Wherever the string "connection" appears in the listing, copy that line.

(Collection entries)
..............................

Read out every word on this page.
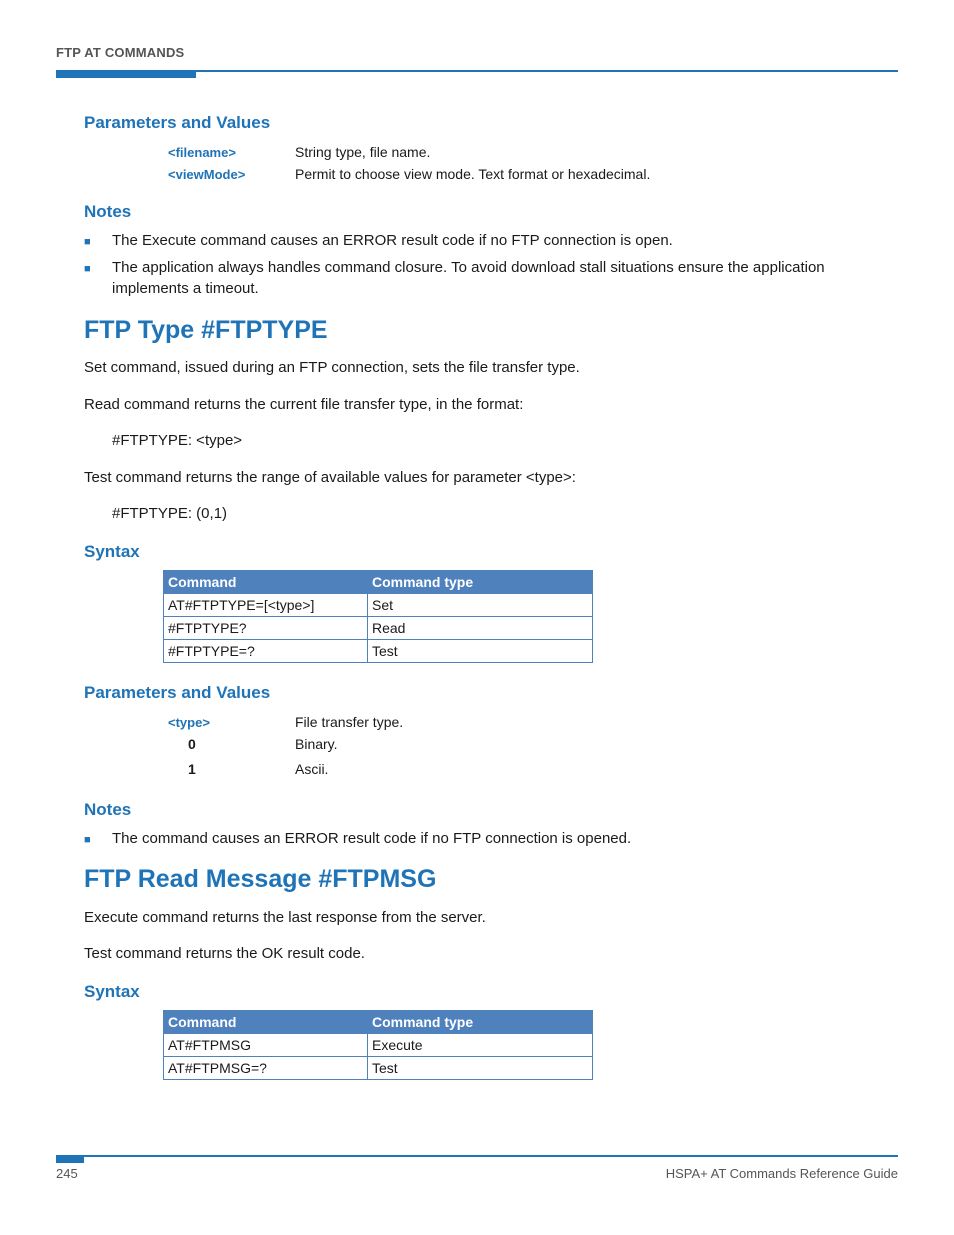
FTP AT COMMANDS
Parameters and Values
<filename>	String type, file name.
<viewMode>	Permit to choose view mode. Text format or hexadecimal.
Notes
■ The Execute command causes an ERROR result code if no FTP connection is open.
■ The application always handles command closure. To avoid download stall situations ensure the application implements a timeout.
FTP Type #FTPTYPE
Set command, issued during an FTP connection, sets the file transfer type.
Read command returns the current file transfer type, in the format:
#FTPTYPE: <type>
Test command returns the range of available values for parameter <type>:
#FTPTYPE: (0,1)
Syntax
Command	Command type
AT#FTPTYPE=[<type>]	Set
#FTPTYPE?	Read
#FTPTYPE=?	Test
Parameters and Values
<type>	File transfer type.
0	Binary.
1	Ascii.
Notes
■ The command causes an ERROR result code if no FTP connection is opened.
FTP Read Message #FTPMSG
Execute command returns the last response from the server.
Test command returns the OK result code.
Syntax
Command	Command type
AT#FTPMSG	Execute
AT#FTPMSG=?	Test
245	HSPA+ AT Commands Reference Guide
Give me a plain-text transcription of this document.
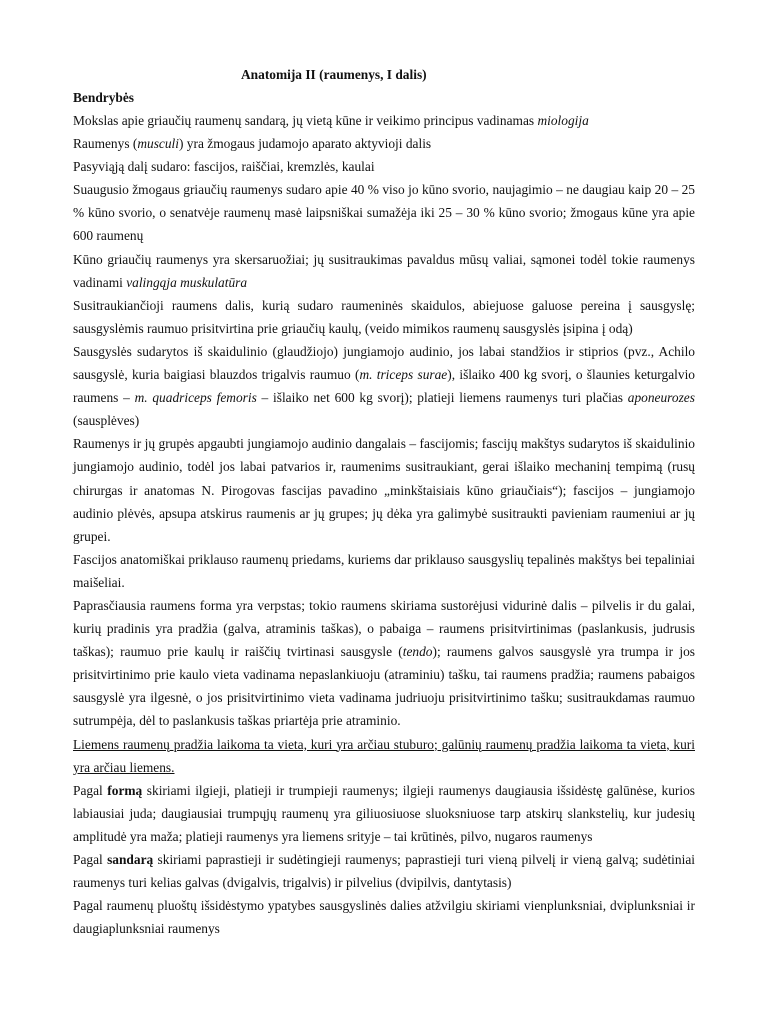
Anatomija II (raumenys, I dalis)
Bendrybės

Mokslas apie griaučių raumenų sandarą, jų vietą kūne ir veikimo principus vadinamas miologija

Raumenys (musculi) yra žmogaus judamojo aparato aktyvioji dalis

Pasyviąją dalį sudaro: fascijos, raiščiai, kremzlės, kaulai

Suaugusio žmogaus griaučių raumenys sudaro apie 40 % viso jo kūno svorio, naujagimio – ne daugiau kaip 20 – 25 % kūno svorio, o senatvėje raumenų masė laipsniškai sumažėja iki 25 – 30 % kūno svorio; žmogaus kūne yra apie 600 raumenų

Kūno griaučių raumenys yra skersaruožiai; jų susitraukimas pavaldus mūsų valiai, sąmonei todėl tokie raumenys vadinami valingąja muskulatūra

Susitraukiančioji raumens dalis, kurią sudaro raumeninės skaidulos, abiejuose galuose pereina į sausgyslę; sausgyslėmis raumuo prisitvirtina prie griaučių kaulų, (veido mimikos raumenų sausgyslės įsipina į odą)

Sausgyslės sudarytos iš skaidulinio (glaudžiojo) jungiamojo audinio, jos labai standžios ir stiprios (pvz., Achilo sausgyslė, kuria baigiasi blauzdos trigalvis raumuo (m. triceps surae), išlaiko 400 kg svorį, o šlaunies keturgalvio raumens – m. quadriceps femoris – išlaiko net 600 kg svorį); platieji liemens raumenys turi plačias aponeurozes (sausplėves)

Raumenys ir jų grupės apgaubti jungiamojo audinio dangalais – fascijomis; fascijų makštys sudarytos iš skaidulinio jungiamojo audinio, todėl jos labai patvarios ir, raumenims susitraukiant, gerai išlaiko mechaninį tempimą (rusų chirurgas ir anatomas N. Pirogovas fascijas pavadino „minkštaisiais kūno griaučiais“); fascijos – jungiamojo audinio plėvės, apsupa atskirus raumenis ar jų grupes; jų dėka yra galimybė susitraukti pavieniam raumeniui ar jų grupei.

Fascijos anatomiškai priklauso raumenų priedams, kuriems dar priklauso sausgyslių tepalinės makštys bei tepaliniai maišeliai.

Paprasčiausia raumens forma yra verpstas; tokio raumens skiriama sustorėjusi vidurinė dalis – pilvelis ir du galai, kurių pradinis yra pradžia (galva, atraminis taškas), o pabaiga – raumens prisitvirtinimas (paslankusis, judrusis taškas); raumuo prie kaulų ir raiščių tvirtinasi sausgysle (tendo); raumens galvos sausgyslė yra trumpa ir jos prisitvirtinimo prie kaulo vieta vadinama nepaslankiuoju (atraminiu) tašku, tai raumens pradžia; raumens pabaigos sausgyslė yra ilgesnė, o jos prisitvirtinimo vieta vadinama judriuoju prisitvirtinimo tašku; susitraukdamas raumuo sutrumpėja, dėl to paslankusis taškas priartėja prie atraminio.

Liemens raumenų pradžia laikoma ta vieta, kuri yra arčiau stuburo; galūnių raumenų pradžia laikoma ta vieta, kuri yra arčiau liemens.

Pagal formą skiriami ilgieji, platieji ir trumpieji raumenys; ilgieji raumenys daugiausia išsidėstę galūnėse, kurios labiausiai juda; daugiausiai trumpųjų raumenų yra giliuosiuose sluoksniuose tarp atskirų slankstelių, kur judesių amplitudė yra maža; platieji raumenys yra liemens srityje – tai krūtinės, pilvo, nugaros raumenys

Pagal sandarą skiriami paprastieji ir sudėtingieji raumenys; paprastieji turi vieną pilvelį ir vieną galvą; sudėtiniai raumenys turi kelias galvas (dvigalvis, trigalvis) ir pilvelius (dvipilvis, dantytasis)

Pagal raumenų pluoštų išsidėstymo ypatybes sausgyslinės dalies atžvilgiu skiriami vienplunksniai, dviplunksniai ir daugiaplunksniai raumenys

..............................

| WRITTEN ANSWER |
■ The Execute command causes an ERROR result code if no FTP connection is open.
Set command, issued during an FTP connection, sets the file transfer type.
■ The command causes an ERROR result code if no FTP connection is opened.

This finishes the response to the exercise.